# Task objective:
Tell how many lines carry the word "Отобразить"; the reply is the number and nothing else.

☆ ☆ ☆ ☆ ☆

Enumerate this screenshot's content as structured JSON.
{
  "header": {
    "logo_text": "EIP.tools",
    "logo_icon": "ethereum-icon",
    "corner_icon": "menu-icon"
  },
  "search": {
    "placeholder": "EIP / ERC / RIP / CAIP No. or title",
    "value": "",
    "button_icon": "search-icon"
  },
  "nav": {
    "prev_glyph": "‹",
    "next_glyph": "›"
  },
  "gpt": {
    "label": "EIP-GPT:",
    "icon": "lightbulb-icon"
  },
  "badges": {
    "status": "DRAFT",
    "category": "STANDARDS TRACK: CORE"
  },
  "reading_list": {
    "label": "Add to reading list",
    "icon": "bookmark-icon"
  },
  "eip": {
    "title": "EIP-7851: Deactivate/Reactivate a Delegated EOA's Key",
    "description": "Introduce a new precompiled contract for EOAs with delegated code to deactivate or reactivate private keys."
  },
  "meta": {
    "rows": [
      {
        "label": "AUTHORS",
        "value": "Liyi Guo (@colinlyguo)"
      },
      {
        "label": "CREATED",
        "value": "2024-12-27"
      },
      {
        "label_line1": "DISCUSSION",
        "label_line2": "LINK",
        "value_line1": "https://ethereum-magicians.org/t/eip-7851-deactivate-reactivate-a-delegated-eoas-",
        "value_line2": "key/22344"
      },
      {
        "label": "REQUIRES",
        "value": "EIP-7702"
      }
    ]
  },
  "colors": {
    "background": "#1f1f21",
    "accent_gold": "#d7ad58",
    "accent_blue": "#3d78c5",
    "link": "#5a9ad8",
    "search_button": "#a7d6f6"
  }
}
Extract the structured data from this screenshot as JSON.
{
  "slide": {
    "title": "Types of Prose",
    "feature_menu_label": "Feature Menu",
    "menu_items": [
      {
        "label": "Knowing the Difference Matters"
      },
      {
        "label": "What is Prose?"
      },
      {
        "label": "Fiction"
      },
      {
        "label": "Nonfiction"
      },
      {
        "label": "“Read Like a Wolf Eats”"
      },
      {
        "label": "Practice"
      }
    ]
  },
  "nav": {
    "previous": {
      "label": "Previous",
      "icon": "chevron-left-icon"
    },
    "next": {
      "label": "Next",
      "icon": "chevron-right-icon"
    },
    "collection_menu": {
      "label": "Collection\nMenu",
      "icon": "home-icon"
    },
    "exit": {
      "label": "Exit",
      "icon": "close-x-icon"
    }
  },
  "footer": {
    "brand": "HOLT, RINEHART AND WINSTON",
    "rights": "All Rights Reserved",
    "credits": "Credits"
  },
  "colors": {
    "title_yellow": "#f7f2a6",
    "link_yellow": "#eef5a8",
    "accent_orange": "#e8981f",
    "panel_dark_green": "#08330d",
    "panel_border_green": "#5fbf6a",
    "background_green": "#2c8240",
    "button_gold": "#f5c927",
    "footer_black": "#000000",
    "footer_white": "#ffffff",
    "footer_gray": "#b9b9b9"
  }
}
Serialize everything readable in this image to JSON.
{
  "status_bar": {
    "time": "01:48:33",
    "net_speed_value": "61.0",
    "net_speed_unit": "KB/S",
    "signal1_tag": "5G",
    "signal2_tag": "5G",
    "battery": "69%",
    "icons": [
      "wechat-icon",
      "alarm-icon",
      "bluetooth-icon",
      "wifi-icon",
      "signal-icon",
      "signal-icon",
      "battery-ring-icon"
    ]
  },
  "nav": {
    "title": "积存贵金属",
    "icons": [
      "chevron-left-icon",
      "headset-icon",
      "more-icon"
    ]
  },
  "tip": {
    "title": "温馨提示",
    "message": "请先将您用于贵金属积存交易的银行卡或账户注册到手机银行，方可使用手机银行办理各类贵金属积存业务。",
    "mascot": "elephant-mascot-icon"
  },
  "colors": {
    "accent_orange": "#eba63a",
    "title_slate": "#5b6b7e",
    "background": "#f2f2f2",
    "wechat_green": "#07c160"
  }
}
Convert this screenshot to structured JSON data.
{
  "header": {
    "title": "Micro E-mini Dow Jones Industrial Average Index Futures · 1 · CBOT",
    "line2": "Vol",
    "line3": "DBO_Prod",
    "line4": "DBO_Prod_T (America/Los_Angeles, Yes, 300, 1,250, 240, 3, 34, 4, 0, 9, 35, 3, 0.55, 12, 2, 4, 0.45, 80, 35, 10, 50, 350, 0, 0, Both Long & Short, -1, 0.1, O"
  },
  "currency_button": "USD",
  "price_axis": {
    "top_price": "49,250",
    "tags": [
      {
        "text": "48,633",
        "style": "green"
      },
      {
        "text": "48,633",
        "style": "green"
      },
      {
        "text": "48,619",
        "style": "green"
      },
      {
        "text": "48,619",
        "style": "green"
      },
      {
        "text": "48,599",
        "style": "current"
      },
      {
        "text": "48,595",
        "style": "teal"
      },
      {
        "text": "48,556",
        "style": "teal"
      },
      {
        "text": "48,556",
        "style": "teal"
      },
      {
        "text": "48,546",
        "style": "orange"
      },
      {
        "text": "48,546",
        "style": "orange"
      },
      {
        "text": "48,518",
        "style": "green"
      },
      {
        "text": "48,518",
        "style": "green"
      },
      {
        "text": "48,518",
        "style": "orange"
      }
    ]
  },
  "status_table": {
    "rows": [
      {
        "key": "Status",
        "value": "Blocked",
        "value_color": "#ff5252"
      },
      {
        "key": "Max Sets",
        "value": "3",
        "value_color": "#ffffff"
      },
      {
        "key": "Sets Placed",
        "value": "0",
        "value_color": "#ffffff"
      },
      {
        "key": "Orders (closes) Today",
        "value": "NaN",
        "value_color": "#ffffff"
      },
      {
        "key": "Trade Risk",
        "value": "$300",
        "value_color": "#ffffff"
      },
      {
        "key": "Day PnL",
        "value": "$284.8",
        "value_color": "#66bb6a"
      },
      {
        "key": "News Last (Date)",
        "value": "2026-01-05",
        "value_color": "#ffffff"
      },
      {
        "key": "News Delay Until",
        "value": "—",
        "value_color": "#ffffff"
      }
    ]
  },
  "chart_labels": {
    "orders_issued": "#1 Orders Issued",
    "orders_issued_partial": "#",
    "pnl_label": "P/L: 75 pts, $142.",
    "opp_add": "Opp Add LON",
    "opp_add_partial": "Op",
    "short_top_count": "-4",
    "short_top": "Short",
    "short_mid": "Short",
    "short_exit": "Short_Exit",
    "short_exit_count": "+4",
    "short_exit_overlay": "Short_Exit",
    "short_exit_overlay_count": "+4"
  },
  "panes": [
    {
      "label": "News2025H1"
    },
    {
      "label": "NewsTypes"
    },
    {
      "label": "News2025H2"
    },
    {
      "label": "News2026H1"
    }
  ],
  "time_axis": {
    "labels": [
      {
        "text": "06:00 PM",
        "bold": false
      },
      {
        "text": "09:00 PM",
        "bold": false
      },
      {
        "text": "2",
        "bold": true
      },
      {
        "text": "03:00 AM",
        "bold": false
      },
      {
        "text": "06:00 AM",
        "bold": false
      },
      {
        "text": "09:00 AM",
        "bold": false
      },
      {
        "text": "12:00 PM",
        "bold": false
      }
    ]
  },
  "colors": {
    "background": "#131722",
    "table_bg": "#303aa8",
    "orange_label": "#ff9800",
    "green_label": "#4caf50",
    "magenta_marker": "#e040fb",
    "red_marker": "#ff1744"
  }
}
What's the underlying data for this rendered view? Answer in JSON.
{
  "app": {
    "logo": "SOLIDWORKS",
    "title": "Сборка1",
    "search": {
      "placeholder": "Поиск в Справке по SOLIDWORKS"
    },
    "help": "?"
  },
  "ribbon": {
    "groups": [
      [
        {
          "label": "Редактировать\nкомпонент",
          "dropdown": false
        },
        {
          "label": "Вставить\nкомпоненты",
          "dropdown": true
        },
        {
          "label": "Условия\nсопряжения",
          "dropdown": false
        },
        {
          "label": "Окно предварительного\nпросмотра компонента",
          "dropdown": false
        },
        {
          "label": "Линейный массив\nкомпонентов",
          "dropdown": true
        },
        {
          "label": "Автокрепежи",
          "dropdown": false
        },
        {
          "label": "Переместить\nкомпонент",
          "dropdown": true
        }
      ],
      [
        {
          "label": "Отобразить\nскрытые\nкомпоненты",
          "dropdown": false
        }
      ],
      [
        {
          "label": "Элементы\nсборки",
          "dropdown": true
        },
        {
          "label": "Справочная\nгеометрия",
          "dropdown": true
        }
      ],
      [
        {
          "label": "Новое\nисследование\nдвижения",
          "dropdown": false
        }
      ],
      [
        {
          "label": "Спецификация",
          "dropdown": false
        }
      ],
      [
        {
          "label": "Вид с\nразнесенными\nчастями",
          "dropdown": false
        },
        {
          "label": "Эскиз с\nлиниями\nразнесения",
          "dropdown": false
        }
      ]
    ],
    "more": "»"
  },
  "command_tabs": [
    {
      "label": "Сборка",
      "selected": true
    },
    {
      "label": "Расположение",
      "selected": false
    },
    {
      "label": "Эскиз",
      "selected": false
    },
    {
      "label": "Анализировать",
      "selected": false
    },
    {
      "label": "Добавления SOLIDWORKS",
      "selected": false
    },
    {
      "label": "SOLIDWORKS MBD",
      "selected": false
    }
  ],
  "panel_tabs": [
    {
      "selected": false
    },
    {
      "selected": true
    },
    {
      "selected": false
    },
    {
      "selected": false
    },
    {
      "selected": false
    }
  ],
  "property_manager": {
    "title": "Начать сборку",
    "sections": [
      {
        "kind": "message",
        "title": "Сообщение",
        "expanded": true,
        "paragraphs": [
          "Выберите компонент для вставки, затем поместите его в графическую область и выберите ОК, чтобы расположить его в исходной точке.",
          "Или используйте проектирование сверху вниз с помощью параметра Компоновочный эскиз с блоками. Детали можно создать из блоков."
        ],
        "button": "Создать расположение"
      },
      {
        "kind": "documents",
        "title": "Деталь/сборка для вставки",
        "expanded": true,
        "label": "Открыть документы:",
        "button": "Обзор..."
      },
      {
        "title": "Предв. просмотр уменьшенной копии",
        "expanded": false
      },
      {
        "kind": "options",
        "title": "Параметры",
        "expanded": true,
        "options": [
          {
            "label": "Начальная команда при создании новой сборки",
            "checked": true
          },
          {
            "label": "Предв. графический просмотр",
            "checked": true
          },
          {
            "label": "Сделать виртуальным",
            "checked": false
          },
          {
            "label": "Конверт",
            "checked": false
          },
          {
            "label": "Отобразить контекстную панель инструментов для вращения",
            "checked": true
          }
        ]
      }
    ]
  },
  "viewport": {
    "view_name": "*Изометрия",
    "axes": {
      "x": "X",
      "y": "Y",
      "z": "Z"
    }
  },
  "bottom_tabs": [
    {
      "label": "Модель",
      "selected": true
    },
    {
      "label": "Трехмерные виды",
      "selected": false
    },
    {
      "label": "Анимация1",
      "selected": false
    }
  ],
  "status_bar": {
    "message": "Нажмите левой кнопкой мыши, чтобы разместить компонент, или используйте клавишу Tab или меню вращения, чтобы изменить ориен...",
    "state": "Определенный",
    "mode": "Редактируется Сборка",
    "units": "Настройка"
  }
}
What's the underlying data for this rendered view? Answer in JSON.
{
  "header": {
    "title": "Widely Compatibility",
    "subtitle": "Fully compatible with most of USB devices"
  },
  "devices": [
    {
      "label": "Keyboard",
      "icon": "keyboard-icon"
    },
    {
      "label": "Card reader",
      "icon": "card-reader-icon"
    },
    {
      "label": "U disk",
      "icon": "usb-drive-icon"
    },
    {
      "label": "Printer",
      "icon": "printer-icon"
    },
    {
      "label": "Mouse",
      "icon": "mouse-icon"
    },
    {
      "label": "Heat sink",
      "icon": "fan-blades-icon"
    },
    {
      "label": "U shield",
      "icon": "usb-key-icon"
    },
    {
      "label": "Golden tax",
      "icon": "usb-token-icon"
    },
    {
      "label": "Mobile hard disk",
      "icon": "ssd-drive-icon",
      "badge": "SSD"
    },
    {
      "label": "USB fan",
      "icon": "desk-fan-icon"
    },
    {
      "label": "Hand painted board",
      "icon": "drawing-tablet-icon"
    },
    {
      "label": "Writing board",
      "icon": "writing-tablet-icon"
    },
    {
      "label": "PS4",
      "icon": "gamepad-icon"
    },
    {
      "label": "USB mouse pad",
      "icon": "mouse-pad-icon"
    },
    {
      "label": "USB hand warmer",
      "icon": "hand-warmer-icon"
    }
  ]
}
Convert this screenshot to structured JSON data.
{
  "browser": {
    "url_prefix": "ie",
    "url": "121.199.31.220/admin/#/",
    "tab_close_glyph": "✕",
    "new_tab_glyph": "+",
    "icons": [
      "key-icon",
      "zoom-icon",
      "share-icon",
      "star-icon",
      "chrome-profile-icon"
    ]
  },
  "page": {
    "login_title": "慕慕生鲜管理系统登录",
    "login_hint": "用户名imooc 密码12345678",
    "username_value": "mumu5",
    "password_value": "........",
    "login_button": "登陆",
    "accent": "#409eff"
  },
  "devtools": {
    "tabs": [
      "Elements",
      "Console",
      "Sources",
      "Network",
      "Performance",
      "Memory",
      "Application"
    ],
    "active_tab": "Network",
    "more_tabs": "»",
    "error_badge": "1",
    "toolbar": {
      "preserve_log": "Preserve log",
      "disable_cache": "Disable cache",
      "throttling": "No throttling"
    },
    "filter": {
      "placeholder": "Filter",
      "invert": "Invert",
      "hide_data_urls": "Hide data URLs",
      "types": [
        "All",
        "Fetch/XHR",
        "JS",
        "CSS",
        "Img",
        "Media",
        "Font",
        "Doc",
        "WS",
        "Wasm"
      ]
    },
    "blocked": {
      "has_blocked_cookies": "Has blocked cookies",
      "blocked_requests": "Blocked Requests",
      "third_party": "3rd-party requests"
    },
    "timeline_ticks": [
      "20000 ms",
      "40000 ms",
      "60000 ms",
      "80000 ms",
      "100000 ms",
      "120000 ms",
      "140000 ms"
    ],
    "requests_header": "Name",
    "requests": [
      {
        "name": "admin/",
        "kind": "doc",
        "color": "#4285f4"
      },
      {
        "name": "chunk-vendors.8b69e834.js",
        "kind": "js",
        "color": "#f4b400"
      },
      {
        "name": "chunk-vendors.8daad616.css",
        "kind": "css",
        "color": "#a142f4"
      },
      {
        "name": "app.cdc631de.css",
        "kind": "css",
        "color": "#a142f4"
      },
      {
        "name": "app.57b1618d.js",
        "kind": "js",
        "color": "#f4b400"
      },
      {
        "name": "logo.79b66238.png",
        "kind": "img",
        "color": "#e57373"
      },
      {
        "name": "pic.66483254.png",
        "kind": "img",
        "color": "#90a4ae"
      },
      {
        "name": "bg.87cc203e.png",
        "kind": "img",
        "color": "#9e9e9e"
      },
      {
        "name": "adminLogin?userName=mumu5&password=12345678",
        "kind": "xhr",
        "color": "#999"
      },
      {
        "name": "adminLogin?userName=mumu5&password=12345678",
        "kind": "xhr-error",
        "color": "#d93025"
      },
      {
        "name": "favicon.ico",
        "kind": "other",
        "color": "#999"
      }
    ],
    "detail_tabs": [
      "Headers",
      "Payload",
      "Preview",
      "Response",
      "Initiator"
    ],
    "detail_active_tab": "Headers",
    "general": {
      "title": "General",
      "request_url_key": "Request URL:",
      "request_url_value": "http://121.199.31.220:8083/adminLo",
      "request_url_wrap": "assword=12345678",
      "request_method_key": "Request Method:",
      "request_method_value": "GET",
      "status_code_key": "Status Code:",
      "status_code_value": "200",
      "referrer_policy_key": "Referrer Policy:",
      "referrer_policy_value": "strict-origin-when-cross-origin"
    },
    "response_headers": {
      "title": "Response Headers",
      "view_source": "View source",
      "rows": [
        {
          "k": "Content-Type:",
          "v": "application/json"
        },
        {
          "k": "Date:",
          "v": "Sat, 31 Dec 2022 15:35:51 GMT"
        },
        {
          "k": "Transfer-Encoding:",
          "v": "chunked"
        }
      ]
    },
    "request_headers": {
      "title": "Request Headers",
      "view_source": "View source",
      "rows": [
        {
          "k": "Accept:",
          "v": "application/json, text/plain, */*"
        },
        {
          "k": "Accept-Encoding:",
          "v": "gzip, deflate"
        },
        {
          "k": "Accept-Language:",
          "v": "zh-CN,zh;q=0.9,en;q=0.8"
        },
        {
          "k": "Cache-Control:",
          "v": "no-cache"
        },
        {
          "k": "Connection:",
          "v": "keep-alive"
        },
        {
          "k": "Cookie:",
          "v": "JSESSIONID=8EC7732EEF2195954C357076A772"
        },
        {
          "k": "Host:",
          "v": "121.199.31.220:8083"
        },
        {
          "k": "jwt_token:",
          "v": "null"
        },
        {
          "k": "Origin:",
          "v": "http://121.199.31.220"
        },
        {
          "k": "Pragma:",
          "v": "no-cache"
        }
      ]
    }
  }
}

☆ ☆ ☆ ☆ ☆

# The solution:
2